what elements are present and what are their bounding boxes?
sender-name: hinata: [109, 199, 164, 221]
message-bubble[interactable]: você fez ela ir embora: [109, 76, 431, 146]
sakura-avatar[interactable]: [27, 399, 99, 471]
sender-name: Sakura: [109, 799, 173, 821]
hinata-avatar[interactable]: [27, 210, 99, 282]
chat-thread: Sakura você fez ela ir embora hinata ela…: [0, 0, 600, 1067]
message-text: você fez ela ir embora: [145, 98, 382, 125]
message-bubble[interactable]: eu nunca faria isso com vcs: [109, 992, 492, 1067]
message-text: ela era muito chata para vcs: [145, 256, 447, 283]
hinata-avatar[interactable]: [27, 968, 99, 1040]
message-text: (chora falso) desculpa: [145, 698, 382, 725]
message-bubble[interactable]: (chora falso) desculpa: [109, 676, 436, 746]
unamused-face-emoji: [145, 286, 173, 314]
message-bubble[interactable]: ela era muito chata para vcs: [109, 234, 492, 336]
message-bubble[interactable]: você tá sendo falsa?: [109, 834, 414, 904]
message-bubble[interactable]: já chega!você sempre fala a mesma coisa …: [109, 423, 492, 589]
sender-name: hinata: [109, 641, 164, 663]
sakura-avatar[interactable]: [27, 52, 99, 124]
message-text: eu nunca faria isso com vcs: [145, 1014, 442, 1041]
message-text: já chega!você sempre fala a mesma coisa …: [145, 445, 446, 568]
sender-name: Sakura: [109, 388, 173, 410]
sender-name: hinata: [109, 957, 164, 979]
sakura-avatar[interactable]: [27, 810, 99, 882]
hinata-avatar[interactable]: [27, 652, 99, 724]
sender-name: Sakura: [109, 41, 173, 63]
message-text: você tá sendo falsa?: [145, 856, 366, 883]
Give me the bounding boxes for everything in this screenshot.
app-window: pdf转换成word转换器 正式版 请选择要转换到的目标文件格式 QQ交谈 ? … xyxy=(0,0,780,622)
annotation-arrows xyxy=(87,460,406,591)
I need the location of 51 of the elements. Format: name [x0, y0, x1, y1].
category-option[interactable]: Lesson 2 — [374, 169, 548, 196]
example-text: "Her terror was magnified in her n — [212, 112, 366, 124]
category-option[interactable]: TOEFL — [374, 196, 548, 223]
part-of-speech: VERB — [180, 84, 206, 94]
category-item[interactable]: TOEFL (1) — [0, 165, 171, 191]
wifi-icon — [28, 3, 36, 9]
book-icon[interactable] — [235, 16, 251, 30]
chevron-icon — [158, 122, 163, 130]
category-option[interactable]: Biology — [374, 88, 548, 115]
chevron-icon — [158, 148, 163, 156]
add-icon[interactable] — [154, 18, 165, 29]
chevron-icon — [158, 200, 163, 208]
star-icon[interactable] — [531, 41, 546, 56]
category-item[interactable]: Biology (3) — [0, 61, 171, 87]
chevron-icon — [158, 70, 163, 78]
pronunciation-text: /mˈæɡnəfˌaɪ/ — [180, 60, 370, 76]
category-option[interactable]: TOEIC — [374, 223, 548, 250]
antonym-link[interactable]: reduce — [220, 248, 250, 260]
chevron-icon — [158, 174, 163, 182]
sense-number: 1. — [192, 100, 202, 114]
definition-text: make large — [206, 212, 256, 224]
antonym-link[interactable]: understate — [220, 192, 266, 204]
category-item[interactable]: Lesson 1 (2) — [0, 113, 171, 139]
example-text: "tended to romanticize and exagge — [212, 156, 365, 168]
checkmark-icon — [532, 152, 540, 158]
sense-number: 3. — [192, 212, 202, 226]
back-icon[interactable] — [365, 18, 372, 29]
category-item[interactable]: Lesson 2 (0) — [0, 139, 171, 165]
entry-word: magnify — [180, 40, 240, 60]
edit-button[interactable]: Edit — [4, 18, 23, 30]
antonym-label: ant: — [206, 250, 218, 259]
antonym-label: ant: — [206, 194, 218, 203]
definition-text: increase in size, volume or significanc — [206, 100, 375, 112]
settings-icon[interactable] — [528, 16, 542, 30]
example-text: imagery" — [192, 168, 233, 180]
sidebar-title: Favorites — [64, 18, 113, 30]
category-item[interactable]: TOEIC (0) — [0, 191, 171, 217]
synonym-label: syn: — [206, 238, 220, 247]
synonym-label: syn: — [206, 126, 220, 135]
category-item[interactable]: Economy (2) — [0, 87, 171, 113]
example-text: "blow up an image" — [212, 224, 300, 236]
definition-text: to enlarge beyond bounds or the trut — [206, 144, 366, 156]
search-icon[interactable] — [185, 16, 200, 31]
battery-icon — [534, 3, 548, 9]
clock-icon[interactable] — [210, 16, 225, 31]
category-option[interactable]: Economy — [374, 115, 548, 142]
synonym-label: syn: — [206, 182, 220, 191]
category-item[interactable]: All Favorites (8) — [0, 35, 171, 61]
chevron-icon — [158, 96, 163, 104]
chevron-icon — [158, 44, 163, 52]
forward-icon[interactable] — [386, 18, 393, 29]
|---|
**Aim of the exercise**
Repeat all of the material above word for word, leaving nothing out and changing nothing.

**Result for this task**
what elements are present and what are their bounding boxes?
sender-name: hinata: [109, 199, 164, 221]
message-bubble[interactable]: você fez ela ir embora: [109, 76, 431, 146]
sakura-avatar[interactable]: [27, 399, 99, 471]
sender-name: Sakura: [109, 799, 173, 821]
hinata-avatar[interactable]: [27, 210, 99, 282]
chat-thread: Sakura você fez ela ir embora hinata ela…: [0, 0, 600, 1067]
message-text: você fez ela ir embora: [145, 98, 382, 125]
message-bubble[interactable]: eu nunca faria isso com vcs: [109, 992, 492, 1067]
message-text: ela era muito chata para vcs: [145, 256, 447, 283]
hinata-avatar[interactable]: [27, 968, 99, 1040]
message-text: (chora falso) desculpa: [145, 698, 382, 725]
message-bubble[interactable]: (chora falso) desculpa: [109, 676, 436, 746]
unamused-face-emoji: [145, 286, 173, 314]
message-bubble[interactable]: ela era muito chata para vcs: [109, 234, 492, 336]
message-bubble[interactable]: você tá sendo falsa?: [109, 834, 414, 904]
message-bubble[interactable]: já chega!você sempre fala a mesma coisa …: [109, 423, 492, 589]
sender-name: hinata: [109, 641, 164, 663]
sakura-avatar[interactable]: [27, 52, 99, 124]
message-text: eu nunca faria isso com vcs: [145, 1014, 442, 1041]
message-text: já chega!você sempre fala a mesma coisa …: [145, 445, 446, 568]
sender-name: Sakura: [109, 388, 173, 410]
sender-name: hinata: [109, 957, 164, 979]
sakura-avatar[interactable]: [27, 810, 99, 882]
hinata-avatar[interactable]: [27, 652, 99, 724]
sender-name: Sakura: [109, 41, 173, 63]
message-text: você tá sendo falsa?: [145, 856, 366, 883]
Give me the bounding boxes for everything in this screenshot.
app-window: pdf转换成word转换器 正式版 请选择要转换到的目标文件格式 QQ交谈 ? … xyxy=(0,0,780,622)
annotation-arrows xyxy=(87,460,406,591)
I need the location of 51 of the elements. Format: name [x0, y0, x1, y1].
category-option[interactable]: Lesson 2 — [374, 169, 548, 196]
example-text: "Her terror was magnified in her n — [212, 112, 366, 124]
category-option[interactable]: TOEFL — [374, 196, 548, 223]
part-of-speech: VERB — [180, 84, 206, 94]
category-item[interactable]: TOEFL (1) — [0, 165, 171, 191]
wifi-icon — [28, 3, 36, 9]
book-icon[interactable] — [235, 16, 251, 30]
chevron-icon — [158, 122, 163, 130]
category-option[interactable]: Biology — [374, 88, 548, 115]
chevron-icon — [158, 148, 163, 156]
add-icon[interactable] — [154, 18, 165, 29]
chevron-icon — [158, 200, 163, 208]
star-icon[interactable] — [531, 41, 546, 56]
category-item[interactable]: Biology (3) — [0, 61, 171, 87]
chevron-icon — [158, 70, 163, 78]
pronunciation-text: /mˈæɡnəfˌaɪ/ — [180, 60, 370, 76]
category-option[interactable]: TOEIC — [374, 223, 548, 250]
antonym-link[interactable]: reduce — [220, 248, 250, 260]
chevron-icon — [158, 174, 163, 182]
sense-number: 1. — [192, 100, 202, 114]
definition-text: make large — [206, 212, 256, 224]
antonym-link[interactable]: understate — [220, 192, 266, 204]
category-item[interactable]: Lesson 1 (2) — [0, 113, 171, 139]
example-text: "tended to romanticize and exagge — [212, 156, 365, 168]
checkmark-icon — [532, 152, 540, 158]
sense-number: 3. — [192, 212, 202, 226]
back-icon[interactable] — [365, 18, 372, 29]
category-item[interactable]: Lesson 2 (0) — [0, 139, 171, 165]
entry-word: magnify — [180, 40, 240, 60]
edit-button[interactable]: Edit — [4, 18, 23, 30]
antonym-label: ant: — [206, 250, 218, 259]
antonym-label: ant: — [206, 194, 218, 203]
definition-text: increase in size, volume or significanc — [206, 100, 375, 112]
settings-icon[interactable] — [528, 16, 542, 30]
example-text: imagery" — [192, 168, 233, 180]
sidebar-title: Favorites — [64, 18, 113, 30]
category-item[interactable]: TOEIC (0) — [0, 191, 171, 217]
synonym-label: syn: — [206, 238, 220, 247]
synonym-label: syn: — [206, 126, 220, 135]
category-item[interactable]: Economy (2) — [0, 87, 171, 113]
example-text: "blow up an image" — [212, 224, 300, 236]
definition-text: to enlarge beyond bounds or the trut — [206, 144, 366, 156]
search-icon[interactable] — [185, 16, 200, 31]
battery-icon — [534, 3, 548, 9]
clock-icon[interactable] — [210, 16, 225, 31]
category-option[interactable]: Economy — [374, 115, 548, 142]
synonym-label: syn: — [206, 182, 220, 191]
category-item[interactable]: All Favorites (8) — [0, 35, 171, 61]
chevron-icon — [158, 96, 163, 104]
chevron-icon — [158, 44, 163, 52]
forward-icon[interactable] — [386, 18, 393, 29]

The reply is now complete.